- _Task brief_
Can you reproduce, word for word, the data below from its first line up to and including the line with "cell-r0c8[interactable] (160, 0, 180, 20)"?
---------- Input records
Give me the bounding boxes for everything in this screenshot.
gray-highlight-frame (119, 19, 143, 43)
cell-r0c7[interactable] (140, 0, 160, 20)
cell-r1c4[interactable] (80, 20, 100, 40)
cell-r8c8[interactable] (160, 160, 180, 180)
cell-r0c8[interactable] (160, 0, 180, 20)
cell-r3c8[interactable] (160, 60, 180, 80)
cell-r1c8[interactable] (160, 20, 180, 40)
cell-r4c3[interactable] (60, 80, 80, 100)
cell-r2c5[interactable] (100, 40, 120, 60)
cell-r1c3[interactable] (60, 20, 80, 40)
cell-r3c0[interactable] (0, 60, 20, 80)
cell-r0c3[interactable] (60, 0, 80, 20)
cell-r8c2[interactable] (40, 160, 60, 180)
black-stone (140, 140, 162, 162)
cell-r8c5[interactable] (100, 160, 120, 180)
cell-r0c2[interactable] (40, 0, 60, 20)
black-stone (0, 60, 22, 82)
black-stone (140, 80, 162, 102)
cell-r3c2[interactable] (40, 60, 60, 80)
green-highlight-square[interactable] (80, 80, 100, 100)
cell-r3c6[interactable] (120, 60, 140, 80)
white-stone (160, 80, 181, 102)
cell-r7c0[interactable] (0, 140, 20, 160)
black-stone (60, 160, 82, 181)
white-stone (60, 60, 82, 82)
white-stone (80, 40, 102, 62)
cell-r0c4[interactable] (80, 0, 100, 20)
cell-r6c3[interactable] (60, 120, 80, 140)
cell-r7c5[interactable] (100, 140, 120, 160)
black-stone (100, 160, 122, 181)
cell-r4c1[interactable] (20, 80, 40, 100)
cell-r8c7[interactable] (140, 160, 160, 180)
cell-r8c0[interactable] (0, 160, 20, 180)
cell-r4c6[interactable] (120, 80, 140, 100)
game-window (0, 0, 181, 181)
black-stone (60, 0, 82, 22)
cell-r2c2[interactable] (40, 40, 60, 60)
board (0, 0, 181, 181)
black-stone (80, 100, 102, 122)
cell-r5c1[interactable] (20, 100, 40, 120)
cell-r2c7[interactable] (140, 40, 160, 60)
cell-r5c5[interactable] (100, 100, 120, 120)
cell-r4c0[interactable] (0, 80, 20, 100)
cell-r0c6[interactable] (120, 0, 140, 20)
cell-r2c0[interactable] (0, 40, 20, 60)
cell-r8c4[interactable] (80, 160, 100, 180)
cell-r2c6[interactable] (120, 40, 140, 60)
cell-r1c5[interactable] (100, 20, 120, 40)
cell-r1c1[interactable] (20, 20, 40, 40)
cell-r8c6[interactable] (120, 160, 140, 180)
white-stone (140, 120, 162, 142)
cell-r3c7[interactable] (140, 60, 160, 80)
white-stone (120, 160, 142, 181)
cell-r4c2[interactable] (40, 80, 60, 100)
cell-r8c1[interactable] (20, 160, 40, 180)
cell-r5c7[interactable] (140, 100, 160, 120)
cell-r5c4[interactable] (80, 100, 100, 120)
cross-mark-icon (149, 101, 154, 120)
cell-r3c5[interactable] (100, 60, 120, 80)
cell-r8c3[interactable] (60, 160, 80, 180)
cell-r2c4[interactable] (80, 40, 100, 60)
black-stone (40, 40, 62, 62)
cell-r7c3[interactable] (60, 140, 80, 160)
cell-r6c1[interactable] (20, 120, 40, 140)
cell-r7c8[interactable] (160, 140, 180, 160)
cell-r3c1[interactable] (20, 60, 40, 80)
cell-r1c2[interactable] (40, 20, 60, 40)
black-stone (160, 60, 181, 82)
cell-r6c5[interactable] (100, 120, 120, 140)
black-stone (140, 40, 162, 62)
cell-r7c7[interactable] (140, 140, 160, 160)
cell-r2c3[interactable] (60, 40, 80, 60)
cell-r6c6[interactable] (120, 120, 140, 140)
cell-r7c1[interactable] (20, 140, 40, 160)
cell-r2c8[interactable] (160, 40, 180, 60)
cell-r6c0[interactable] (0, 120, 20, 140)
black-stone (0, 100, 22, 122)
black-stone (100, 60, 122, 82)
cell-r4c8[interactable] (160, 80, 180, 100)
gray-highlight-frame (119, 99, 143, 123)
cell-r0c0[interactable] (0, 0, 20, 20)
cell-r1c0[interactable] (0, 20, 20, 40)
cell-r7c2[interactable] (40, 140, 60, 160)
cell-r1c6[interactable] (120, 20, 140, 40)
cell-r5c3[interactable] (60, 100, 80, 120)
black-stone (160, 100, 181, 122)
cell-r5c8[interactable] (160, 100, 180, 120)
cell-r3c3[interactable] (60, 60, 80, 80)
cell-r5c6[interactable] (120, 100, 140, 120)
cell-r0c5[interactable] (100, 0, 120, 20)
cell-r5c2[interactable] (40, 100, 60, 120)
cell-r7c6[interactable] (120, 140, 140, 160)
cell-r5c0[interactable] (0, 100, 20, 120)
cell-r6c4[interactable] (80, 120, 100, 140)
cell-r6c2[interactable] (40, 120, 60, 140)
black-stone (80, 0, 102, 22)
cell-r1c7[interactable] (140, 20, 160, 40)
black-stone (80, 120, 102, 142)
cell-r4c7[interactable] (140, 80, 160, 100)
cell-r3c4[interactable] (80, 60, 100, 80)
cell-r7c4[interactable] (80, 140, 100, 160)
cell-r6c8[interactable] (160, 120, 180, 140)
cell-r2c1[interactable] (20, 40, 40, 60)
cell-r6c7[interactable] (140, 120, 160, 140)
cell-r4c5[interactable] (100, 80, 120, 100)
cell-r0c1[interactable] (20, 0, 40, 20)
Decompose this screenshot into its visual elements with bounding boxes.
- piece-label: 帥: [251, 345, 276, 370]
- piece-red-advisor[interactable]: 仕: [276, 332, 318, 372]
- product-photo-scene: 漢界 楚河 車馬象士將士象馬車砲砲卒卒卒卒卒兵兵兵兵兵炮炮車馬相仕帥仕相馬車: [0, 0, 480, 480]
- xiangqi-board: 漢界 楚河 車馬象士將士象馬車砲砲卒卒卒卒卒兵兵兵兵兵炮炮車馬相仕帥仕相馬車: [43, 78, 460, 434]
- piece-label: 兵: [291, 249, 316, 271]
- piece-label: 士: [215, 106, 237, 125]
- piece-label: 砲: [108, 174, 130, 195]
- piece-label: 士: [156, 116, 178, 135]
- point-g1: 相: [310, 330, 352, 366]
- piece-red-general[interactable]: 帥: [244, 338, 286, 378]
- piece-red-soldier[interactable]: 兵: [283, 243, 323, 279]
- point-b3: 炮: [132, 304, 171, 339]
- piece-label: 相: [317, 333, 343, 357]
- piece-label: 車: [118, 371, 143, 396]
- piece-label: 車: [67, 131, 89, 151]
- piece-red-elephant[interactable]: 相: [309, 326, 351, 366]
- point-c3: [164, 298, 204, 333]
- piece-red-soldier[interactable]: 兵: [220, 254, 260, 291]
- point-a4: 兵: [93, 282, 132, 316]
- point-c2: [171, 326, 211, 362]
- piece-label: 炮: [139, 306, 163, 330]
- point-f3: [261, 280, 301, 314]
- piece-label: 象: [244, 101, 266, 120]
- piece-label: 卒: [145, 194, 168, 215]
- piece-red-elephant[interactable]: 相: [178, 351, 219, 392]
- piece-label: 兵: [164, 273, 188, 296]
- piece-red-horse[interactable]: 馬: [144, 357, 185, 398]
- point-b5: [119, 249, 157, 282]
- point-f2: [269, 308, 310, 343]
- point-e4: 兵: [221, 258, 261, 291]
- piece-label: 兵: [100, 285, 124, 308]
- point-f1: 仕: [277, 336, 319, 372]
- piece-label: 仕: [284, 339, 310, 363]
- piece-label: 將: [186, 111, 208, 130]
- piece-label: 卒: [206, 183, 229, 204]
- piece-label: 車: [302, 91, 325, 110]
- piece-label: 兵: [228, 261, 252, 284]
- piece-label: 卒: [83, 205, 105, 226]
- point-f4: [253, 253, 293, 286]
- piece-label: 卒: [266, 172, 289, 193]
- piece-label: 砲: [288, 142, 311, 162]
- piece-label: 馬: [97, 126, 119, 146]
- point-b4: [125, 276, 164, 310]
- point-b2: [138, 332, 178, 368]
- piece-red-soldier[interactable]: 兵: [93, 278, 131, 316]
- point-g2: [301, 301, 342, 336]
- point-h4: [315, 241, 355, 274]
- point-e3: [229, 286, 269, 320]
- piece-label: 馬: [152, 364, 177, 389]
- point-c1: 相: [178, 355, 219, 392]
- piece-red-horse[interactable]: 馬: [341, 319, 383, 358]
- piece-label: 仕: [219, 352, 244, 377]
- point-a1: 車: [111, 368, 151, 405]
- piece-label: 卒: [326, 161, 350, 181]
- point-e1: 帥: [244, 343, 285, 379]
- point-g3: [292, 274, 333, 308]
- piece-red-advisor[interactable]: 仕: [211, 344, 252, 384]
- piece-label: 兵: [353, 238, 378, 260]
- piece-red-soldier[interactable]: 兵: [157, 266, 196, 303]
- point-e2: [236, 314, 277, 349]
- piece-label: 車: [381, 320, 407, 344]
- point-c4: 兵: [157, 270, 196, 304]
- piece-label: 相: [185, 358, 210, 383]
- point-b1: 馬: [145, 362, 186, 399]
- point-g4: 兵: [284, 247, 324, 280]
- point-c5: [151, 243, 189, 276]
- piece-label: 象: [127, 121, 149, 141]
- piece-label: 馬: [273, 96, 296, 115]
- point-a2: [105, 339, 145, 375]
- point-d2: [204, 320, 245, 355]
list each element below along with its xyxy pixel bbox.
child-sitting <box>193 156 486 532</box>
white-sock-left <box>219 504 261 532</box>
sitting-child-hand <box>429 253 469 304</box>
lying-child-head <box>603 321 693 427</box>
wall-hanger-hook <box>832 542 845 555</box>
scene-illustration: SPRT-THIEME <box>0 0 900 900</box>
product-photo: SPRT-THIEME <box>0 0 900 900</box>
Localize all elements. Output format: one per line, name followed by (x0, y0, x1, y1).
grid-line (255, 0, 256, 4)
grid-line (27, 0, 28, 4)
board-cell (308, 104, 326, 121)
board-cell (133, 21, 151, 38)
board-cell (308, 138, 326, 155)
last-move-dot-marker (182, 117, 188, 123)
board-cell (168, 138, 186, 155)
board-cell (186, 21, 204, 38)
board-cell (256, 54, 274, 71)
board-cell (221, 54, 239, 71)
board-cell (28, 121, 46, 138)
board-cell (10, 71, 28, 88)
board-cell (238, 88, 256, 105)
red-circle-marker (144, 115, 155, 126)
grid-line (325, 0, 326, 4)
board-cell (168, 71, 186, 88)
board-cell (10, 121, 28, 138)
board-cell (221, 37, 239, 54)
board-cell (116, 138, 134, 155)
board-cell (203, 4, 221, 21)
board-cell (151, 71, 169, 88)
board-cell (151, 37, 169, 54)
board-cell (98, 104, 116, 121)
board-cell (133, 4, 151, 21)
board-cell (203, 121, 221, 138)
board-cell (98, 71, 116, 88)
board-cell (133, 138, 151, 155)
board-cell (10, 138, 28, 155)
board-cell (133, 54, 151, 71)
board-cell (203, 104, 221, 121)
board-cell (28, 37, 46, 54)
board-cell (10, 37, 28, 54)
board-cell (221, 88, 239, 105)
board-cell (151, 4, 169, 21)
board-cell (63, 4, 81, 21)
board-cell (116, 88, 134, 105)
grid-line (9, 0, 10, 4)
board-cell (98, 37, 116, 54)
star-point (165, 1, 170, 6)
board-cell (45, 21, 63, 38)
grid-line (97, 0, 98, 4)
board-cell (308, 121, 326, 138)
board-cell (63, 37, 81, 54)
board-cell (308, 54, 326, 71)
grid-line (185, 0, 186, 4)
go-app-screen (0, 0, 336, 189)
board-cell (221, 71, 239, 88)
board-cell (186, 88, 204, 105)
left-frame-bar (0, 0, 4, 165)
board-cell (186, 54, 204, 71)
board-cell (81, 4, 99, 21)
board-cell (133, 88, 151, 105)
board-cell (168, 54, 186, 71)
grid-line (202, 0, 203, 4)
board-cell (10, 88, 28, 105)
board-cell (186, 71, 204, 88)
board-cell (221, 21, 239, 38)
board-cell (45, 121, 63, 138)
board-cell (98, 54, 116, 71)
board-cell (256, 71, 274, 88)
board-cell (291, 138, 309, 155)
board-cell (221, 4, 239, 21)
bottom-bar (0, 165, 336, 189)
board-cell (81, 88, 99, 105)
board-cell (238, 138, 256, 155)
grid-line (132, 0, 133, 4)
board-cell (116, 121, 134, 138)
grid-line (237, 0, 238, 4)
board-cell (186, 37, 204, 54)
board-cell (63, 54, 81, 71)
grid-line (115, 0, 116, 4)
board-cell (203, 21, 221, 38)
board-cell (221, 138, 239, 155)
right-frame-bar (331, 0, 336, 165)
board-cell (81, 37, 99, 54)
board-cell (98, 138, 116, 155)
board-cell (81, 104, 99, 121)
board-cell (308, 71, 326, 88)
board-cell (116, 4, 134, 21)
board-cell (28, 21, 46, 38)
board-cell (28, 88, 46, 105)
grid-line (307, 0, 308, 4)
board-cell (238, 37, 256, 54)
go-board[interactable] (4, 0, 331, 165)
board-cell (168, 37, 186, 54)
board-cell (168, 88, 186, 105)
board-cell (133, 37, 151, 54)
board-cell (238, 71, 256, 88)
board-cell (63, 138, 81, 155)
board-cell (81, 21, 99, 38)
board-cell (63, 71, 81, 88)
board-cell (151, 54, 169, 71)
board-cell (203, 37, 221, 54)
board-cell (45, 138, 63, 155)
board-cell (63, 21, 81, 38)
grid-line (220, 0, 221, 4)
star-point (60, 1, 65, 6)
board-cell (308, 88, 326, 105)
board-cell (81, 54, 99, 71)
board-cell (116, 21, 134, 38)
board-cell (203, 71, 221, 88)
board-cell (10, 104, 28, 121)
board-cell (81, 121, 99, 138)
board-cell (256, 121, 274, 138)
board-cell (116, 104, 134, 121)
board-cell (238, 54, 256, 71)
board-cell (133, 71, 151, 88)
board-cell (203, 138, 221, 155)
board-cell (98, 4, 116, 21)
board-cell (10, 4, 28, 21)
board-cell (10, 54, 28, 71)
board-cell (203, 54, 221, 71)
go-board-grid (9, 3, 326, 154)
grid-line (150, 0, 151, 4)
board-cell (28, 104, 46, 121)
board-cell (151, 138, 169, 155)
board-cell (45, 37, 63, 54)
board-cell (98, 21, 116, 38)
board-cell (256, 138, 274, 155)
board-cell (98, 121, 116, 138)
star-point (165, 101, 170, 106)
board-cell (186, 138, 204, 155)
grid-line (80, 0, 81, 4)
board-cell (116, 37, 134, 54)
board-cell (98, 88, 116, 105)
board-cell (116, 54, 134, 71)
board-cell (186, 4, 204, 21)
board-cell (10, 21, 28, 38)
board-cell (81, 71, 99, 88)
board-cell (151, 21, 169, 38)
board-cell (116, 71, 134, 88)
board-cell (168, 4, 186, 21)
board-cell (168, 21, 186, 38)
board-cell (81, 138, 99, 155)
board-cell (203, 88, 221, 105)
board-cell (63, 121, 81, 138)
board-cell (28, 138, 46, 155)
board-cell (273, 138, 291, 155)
--------------------
- _Exercise answer_
Give me the bounding boxes for everything in this screenshot.
gray-highlight-frame (119, 19, 143, 43)
cell-r0c7[interactable] (140, 0, 160, 20)
cell-r1c4[interactable] (80, 20, 100, 40)
cell-r8c8[interactable] (160, 160, 180, 180)
cell-r0c8[interactable] (160, 0, 180, 20)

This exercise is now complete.